--- start Data entries ---

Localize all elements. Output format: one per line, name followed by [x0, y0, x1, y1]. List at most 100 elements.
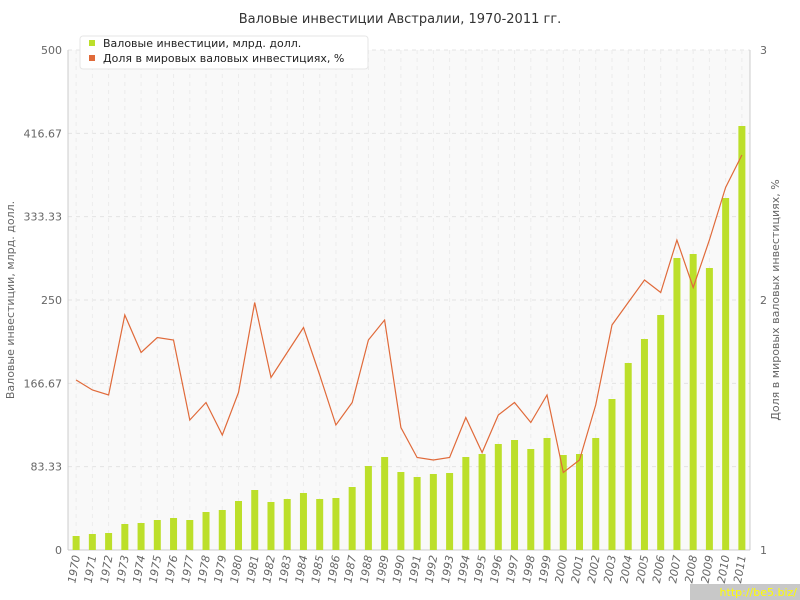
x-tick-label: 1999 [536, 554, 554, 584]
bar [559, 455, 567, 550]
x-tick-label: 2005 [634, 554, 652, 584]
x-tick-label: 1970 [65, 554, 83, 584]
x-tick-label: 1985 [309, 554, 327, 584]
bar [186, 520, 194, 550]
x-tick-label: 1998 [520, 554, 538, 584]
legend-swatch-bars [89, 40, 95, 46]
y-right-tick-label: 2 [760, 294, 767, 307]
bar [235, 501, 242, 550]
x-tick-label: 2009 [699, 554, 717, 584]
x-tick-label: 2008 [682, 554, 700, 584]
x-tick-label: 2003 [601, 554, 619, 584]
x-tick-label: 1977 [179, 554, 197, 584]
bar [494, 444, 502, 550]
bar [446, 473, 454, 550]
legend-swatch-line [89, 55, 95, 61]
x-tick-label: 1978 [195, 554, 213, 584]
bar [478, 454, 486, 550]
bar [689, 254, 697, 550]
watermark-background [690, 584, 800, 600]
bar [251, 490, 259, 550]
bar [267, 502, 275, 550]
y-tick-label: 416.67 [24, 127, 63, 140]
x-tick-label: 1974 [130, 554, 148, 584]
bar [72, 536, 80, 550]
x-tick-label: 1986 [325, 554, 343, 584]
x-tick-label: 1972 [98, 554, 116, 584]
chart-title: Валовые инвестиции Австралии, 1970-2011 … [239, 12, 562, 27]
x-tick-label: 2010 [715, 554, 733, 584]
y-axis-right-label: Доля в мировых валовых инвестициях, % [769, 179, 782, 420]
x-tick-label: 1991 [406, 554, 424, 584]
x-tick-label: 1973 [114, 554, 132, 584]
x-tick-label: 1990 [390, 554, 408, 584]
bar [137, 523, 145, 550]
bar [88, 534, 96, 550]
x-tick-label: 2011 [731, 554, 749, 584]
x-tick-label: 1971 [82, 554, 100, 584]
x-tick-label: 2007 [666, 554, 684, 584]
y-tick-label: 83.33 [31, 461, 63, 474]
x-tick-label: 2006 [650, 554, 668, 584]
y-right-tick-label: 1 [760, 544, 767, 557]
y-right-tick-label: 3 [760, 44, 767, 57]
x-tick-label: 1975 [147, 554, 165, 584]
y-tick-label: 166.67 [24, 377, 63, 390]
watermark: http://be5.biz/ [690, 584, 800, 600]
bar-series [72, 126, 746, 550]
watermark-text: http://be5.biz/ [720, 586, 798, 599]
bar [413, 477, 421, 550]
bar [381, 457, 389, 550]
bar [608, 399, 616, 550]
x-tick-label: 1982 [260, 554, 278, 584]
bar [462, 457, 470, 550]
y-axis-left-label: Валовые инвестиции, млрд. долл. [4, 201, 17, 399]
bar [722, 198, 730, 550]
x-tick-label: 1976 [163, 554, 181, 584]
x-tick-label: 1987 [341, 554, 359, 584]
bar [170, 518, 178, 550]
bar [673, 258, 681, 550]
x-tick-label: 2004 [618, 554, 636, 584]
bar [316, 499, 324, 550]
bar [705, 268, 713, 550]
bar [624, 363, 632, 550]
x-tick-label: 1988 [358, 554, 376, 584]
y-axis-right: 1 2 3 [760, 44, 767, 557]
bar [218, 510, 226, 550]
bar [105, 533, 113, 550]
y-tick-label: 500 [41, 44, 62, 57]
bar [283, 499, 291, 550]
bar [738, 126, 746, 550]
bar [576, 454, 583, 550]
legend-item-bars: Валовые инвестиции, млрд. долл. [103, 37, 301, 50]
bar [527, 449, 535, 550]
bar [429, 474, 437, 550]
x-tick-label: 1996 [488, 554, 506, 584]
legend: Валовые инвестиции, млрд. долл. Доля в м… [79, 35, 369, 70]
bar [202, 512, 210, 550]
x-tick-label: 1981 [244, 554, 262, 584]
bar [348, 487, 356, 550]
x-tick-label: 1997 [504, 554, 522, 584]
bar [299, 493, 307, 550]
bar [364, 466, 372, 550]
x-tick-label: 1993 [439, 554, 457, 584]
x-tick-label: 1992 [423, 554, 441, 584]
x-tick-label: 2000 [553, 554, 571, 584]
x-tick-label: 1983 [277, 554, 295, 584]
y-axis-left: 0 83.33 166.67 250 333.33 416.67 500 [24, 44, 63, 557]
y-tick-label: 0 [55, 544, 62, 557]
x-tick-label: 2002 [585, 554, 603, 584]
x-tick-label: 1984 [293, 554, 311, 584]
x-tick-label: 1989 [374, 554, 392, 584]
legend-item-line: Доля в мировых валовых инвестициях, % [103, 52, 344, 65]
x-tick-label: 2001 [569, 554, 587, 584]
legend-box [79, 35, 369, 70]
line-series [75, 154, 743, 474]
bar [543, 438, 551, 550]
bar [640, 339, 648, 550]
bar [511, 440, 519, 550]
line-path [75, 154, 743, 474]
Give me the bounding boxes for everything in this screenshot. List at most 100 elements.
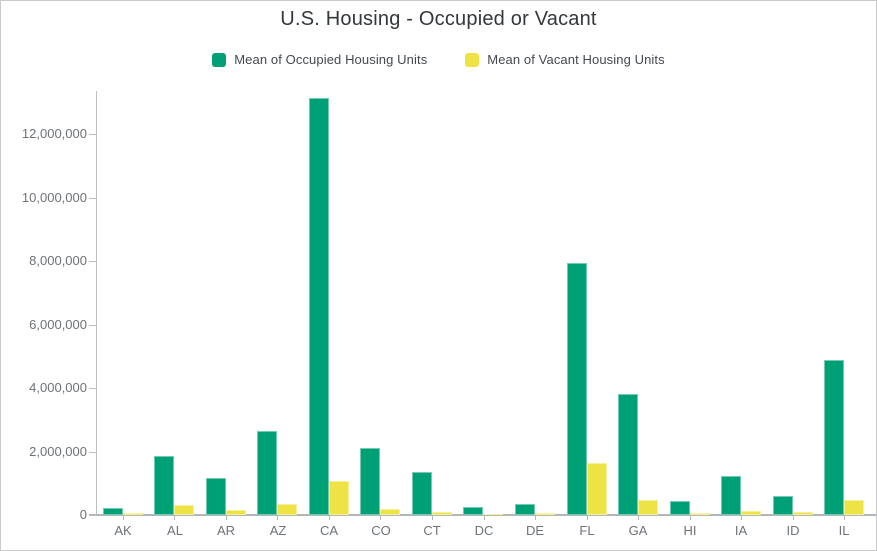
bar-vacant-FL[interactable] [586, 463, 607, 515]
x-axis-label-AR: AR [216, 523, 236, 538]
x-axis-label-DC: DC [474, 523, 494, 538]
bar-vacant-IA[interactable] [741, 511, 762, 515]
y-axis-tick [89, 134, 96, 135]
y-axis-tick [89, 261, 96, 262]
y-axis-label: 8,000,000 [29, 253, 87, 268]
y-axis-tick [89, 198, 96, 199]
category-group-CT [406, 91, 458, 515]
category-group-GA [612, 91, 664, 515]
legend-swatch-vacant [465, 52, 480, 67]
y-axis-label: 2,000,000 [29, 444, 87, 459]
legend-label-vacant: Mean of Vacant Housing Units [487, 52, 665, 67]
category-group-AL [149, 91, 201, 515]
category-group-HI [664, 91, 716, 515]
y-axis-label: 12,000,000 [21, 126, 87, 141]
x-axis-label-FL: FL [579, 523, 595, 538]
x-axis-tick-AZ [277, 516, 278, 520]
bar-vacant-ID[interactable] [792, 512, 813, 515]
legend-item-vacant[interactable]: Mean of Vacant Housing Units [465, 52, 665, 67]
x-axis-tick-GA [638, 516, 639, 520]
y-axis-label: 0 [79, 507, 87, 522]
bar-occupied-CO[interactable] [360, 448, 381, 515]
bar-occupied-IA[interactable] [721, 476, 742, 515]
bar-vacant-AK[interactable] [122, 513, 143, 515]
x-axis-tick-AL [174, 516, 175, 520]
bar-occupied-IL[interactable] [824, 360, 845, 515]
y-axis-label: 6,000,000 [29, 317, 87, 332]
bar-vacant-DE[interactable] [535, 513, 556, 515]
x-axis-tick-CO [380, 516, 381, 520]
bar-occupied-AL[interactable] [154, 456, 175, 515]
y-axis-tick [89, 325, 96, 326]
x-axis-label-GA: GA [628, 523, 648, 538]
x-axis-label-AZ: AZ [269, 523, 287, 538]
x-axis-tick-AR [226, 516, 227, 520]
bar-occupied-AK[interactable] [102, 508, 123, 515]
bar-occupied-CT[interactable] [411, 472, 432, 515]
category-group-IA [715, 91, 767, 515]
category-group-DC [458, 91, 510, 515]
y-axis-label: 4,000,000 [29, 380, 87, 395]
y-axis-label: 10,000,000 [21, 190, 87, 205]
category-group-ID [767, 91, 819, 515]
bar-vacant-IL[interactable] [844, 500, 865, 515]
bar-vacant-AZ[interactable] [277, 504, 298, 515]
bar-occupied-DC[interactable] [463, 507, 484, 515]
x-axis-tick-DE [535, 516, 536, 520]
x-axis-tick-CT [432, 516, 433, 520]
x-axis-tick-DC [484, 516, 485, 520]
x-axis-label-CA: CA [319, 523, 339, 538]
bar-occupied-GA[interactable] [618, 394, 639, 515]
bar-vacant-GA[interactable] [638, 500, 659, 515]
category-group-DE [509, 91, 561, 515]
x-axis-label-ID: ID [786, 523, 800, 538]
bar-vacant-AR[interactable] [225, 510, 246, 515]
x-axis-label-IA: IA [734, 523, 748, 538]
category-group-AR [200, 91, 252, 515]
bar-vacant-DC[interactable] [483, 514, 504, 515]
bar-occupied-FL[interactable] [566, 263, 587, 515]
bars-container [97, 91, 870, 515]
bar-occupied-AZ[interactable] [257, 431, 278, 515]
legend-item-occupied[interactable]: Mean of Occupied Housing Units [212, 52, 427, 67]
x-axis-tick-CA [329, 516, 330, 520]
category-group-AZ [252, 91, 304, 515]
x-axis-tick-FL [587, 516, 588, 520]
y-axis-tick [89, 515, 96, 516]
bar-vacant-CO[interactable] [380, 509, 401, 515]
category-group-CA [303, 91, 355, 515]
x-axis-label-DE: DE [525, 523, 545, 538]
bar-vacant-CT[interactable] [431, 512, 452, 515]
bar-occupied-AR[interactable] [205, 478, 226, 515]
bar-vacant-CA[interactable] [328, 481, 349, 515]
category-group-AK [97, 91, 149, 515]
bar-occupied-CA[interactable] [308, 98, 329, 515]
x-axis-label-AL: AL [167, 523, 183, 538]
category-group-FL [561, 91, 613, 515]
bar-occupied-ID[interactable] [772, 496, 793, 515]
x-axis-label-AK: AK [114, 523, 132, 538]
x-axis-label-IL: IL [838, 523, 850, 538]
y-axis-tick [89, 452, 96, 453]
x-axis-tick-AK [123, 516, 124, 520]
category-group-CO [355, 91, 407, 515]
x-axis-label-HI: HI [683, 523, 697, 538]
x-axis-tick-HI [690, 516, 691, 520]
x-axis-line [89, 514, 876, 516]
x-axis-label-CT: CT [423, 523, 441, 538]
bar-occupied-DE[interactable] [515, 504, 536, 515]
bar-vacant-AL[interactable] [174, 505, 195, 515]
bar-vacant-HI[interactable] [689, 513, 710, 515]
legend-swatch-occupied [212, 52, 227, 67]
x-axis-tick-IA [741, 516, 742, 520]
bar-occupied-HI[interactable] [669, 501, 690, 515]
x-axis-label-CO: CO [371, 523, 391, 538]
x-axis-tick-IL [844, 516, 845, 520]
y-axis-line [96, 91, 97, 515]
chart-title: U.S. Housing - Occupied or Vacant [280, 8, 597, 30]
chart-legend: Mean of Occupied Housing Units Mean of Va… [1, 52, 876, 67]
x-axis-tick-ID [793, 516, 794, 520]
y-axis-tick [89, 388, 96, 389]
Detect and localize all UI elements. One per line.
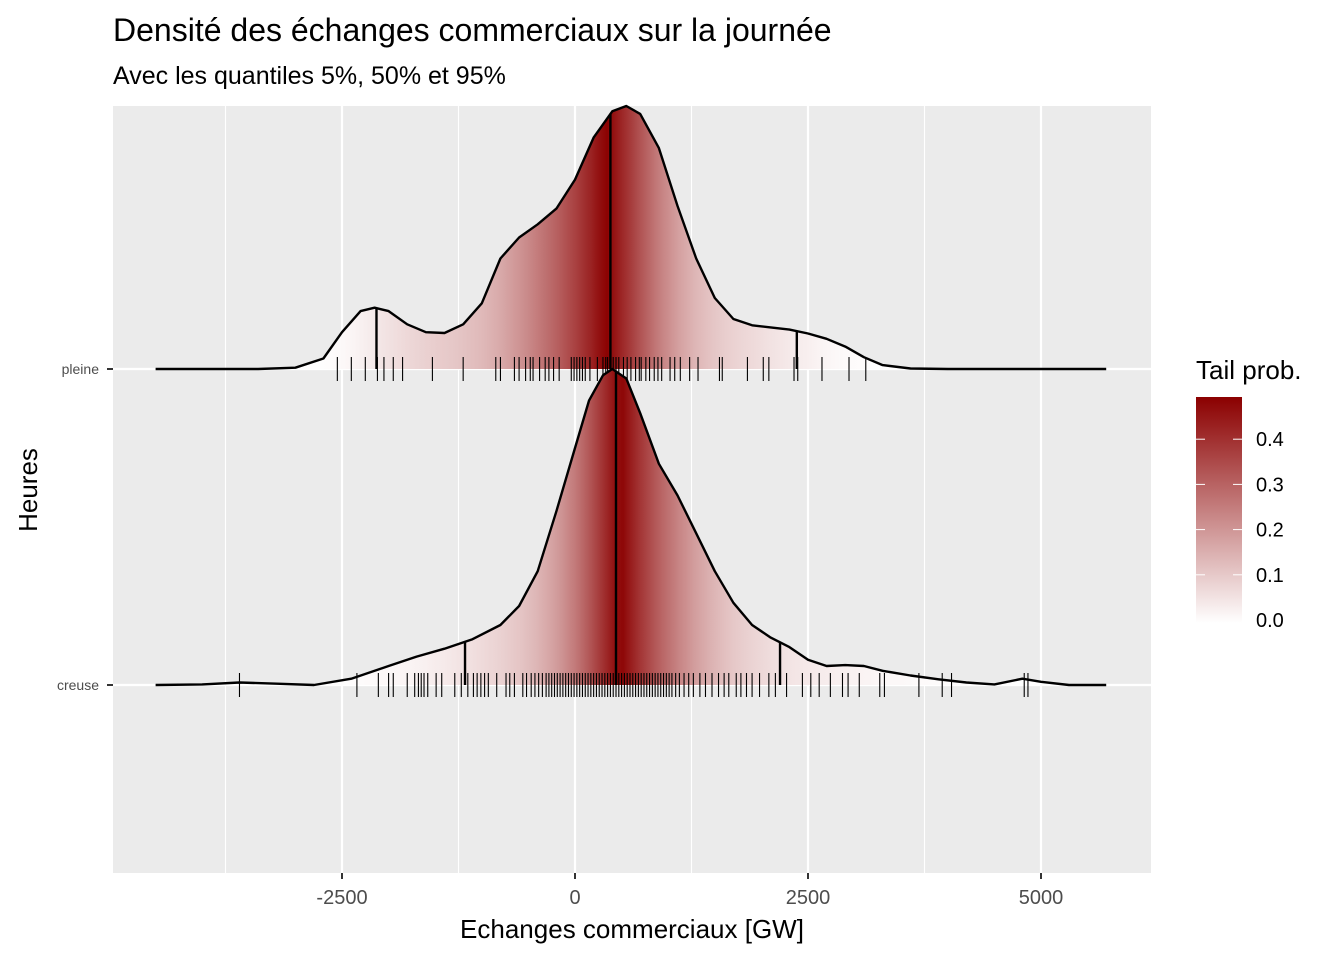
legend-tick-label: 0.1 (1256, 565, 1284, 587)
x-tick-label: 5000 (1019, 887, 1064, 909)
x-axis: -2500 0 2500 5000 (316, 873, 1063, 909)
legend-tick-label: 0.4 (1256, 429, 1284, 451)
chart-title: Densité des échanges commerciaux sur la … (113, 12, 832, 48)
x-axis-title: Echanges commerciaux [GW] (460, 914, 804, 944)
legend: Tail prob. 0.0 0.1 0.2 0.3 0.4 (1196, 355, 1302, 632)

--- end Data entries ---

▶ **Problem**:
Rewrite the lines as a numbered list, beginning at the line that has "bar-vacant-FL[interactable] [586, 463, 607, 515]" and ending after the line that has "bar-occupied-CT[interactable] [411, 472, 432, 515]". Leave out any blank lines.

▶ **Full answer**:
1. bar-vacant-FL[interactable] [586, 463, 607, 515]
2. x-axis-label-AR: AR [216, 523, 236, 538]
3. x-axis-label-DC: DC [474, 523, 494, 538]
4. bar-vacant-IA[interactable] [741, 511, 762, 515]
5. y-axis-tick [89, 134, 96, 135]
6. y-axis-tick [89, 261, 96, 262]
7. y-axis-label: 8,000,000 [29, 253, 87, 268]
8. y-axis-tick [89, 198, 96, 199]
9. category-group-CT [406, 91, 458, 515]
10. category-group-GA [612, 91, 664, 515]
11. legend-swatch-vacant [465, 52, 480, 67]
12. y-axis-label: 2,000,000 [29, 444, 87, 459]
13. legend-label-vacant: Mean of Vacant Housing Units [487, 52, 665, 67]
14. category-group-AL [149, 91, 201, 515]
15. category-group-HI [664, 91, 716, 515]
16. y-axis-label: 12,000,000 [21, 126, 87, 141]
17. x-axis-label-FL: FL [579, 523, 595, 538]
18. x-axis-tick-AZ [277, 516, 278, 520]
19. bar-vacant-ID[interactable] [792, 512, 813, 515]
20. legend-item-vacant[interactable]: Mean of Vacant Housing Units [465, 52, 665, 67]
21. x-axis-tick-GA [638, 516, 639, 520]
22. y-axis-label: 0 [79, 507, 87, 522]
23. bar-occupied-CO[interactable] [360, 448, 381, 515]
24. bar-occupied-IA[interactable] [721, 476, 742, 515]
25. bar-vacant-AK[interactable] [122, 513, 143, 515]
26. x-axis-tick-AL [174, 516, 175, 520]
27. bar-occupied-IL[interactable] [824, 360, 845, 515]
28. y-axis-label: 6,000,000 [29, 317, 87, 332]
29. bar-vacant-DE[interactable] [535, 513, 556, 515]
30. x-axis-tick-CO [380, 516, 381, 520]
31. bar-occupied-AL[interactable] [154, 456, 175, 515]
32. y-axis-tick [89, 325, 96, 326]
33. x-axis-label-GA: GA [628, 523, 648, 538]
34. x-axis-label-AZ: AZ [269, 523, 287, 538]
35. x-axis-tick-AR [226, 516, 227, 520]
36. bar-occupied-AK[interactable] [102, 508, 123, 515]
37. bar-occupied-CT[interactable] [411, 472, 432, 515]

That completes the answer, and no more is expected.